*The request*
Emit the data below verbatim, stripping out any pictures.

*Task inputs*
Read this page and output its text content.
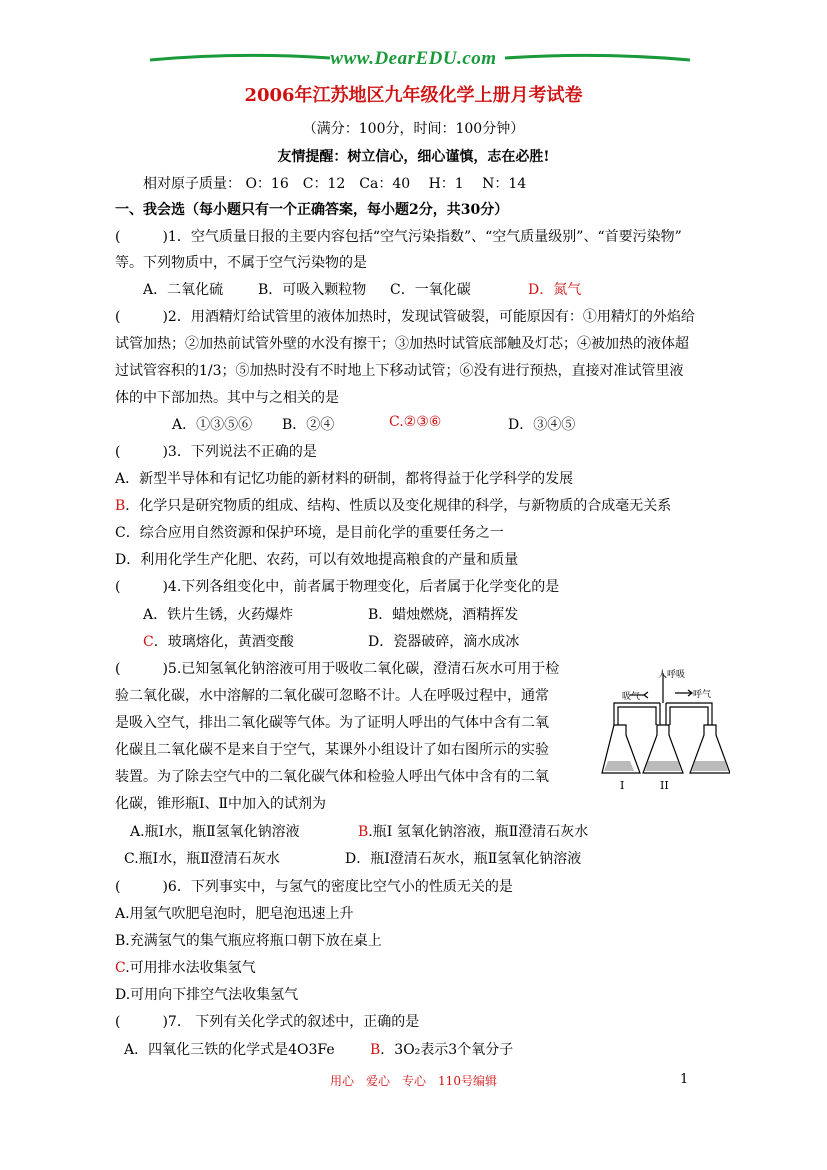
www.DearEDU.com
2006年江苏地区九年级化学上册月考试卷
（满分：100分，时间：100分钟）
友情提醒：树立信心，细心谨慎，志在必胜!
相对原子质量： O：16　C：12　Ca：40　 H：1　 N：14
一、我会选（每小题只有一个正确答案，每小题2分，共30分）
(　　　)1．空气质量日报的主要内容包括“空气污染指数”、“空气质量级别”、“首要污染物”
等。下列物质中，不属于空气污染物的是
A．二氧化硫 B．可吸入颗粒物 C．一氧化碳	D．氮气
(　　　)2．用酒精灯给试管里的液体加热时，发现试管破裂，可能原因有：①用精灯的外焰给
试管加热；②加热前试管外壁的水没有擦干；③加热时试管底部触及灯芯；④被加热的液体超
过试管容积的1/3；⑤加热时没有不时地上下移动试管；⑥没有进行预热，直接对准试管里液
体的中下部加热。其中与之相关的是
A．①③⑤⑥ B．②④	C.②③⑥	D．③④⑤
(　　　)3．下列说法不正确的是
A．新型半导体和有记忆功能的新材料的研制，都将得益于化学科学的发展
B．化学只是研究物质的组成、结构、性质以及变化规律的科学，与新物质的合成毫无关系
C．综合应用自然资源和保护环境，是目前化学的重要任务之一
D．利用化学生产化肥、农药，可以有效地提高粮食的产量和质量
(　　　)4.下列各组变化中，前者属于物理变化，后者属于化学变化的是
A．铁片生锈，火药爆炸	B．蜡烛燃烧，酒精挥发
C．玻璃熔化，黄酒变酸	D．瓷器破碎，滴水成冰
(　　　)5.已知氢氧化钠溶液可用于吸收二氧化碳，澄清石灰水可用于检
验二氧化碳，水中溶解的二氧化碳可忽略不计。人在呼吸过程中，通常
是吸入空气，排出二氧化碳等气体。为了证明人呼出的气体中含有二氧
化碳且二氧化碳不是来自于空气，某课外小组设计了如右图所示的实验
装置。为了除去空气中的二氧化碳气体和检验人呼出气体中含有的二氧
化碳，锥形瓶Ⅰ、Ⅱ中加入的试剂为
A.瓶Ⅰ水，瓶Ⅱ氢氧化钠溶液	B.瓶Ⅰ 氢氧化钠溶液，瓶Ⅱ澄清石灰水
C.瓶Ⅰ水，瓶Ⅱ澄清石灰水	D．瓶Ⅰ澄清石灰水，瓶Ⅱ氢氧化钠溶液
人呼吸
吸气	呼气
I	II
(　　　)6．下列事实中，与氢气的密度比空气小的性质无关的是
A.用氢气吹肥皂泡时，肥皂泡迅速上升
B.充满氢气的集气瓶应将瓶口朝下放在桌上
C.可用排水法收集氢气
D.可用向下排空气法收集氢气
(　　　)7.　下列有关化学式的叙述中，正确的是
A．四氧化三铁的化学式是4O3Fe	B．3O₂表示3个氧分子
用心　爱心　专心　110号编辑	1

*Solution for this task*
Read this page and output its text content.
www.DearEDU.com
2006年江苏地区九年级化学上册月考试卷
（满分：100分，时间：100分钟）
友情提醒：树立信心，细心谨慎，志在必胜!
相对原子质量： O：16　C：12　Ca：40　 H：1　 N：14
一、我会选（每小题只有一个正确答案，每小题2分，共30分）
(　　　)1．空气质量日报的主要内容包括“空气污染指数”、“空气质量级别”、“首要污染物”
等。下列物质中，不属于空气污染物的是
A．二氧化硫 B．可吸入颗粒物 C．一氧化碳	D．氮气
(　　　)2．用酒精灯给试管里的液体加热时，发现试管破裂，可能原因有：①用精灯的外焰给
试管加热；②加热前试管外壁的水没有擦干；③加热时试管底部触及灯芯；④被加热的液体超
过试管容积的1/3；⑤加热时没有不时地上下移动试管；⑥没有进行预热，直接对准试管里液
体的中下部加热。其中与之相关的是
A．①③⑤⑥ B．②④	C.②③⑥	D．③④⑤
(　　　)3．下列说法不正确的是
A．新型半导体和有记忆功能的新材料的研制，都将得益于化学科学的发展
B．化学只是研究物质的组成、结构、性质以及变化规律的科学，与新物质的合成毫无关系
C．综合应用自然资源和保护环境，是目前化学的重要任务之一
D．利用化学生产化肥、农药，可以有效地提高粮食的产量和质量
(　　　)4.下列各组变化中，前者属于物理变化，后者属于化学变化的是
A．铁片生锈，火药爆炸	B．蜡烛燃烧，酒精挥发
C．玻璃熔化，黄酒变酸	D．瓷器破碎，滴水成冰
(　　　)5.已知氢氧化钠溶液可用于吸收二氧化碳，澄清石灰水可用于检
验二氧化碳，水中溶解的二氧化碳可忽略不计。人在呼吸过程中，通常
是吸入空气，排出二氧化碳等气体。为了证明人呼出的气体中含有二氧
化碳且二氧化碳不是来自于空气，某课外小组设计了如右图所示的实验
装置。为了除去空气中的二氧化碳气体和检验人呼出气体中含有的二氧
化碳，锥形瓶Ⅰ、Ⅱ中加入的试剂为
A.瓶Ⅰ水，瓶Ⅱ氢氧化钠溶液	B.瓶Ⅰ 氢氧化钠溶液，瓶Ⅱ澄清石灰水
C.瓶Ⅰ水，瓶Ⅱ澄清石灰水	D．瓶Ⅰ澄清石灰水，瓶Ⅱ氢氧化钠溶液
人呼吸
吸气	呼气
I	II
(　　　)6．下列事实中，与氢气的密度比空气小的性质无关的是
A.用氢气吹肥皂泡时，肥皂泡迅速上升
B.充满氢气的集气瓶应将瓶口朝下放在桌上
C.可用排水法收集氢气
D.可用向下排空气法收集氢气
(　　　)7.　下列有关化学式的叙述中，正确的是
A．四氧化三铁的化学式是4O3Fe	B．3O₂表示3个氧分子
用心　爱心　专心　110号编辑	1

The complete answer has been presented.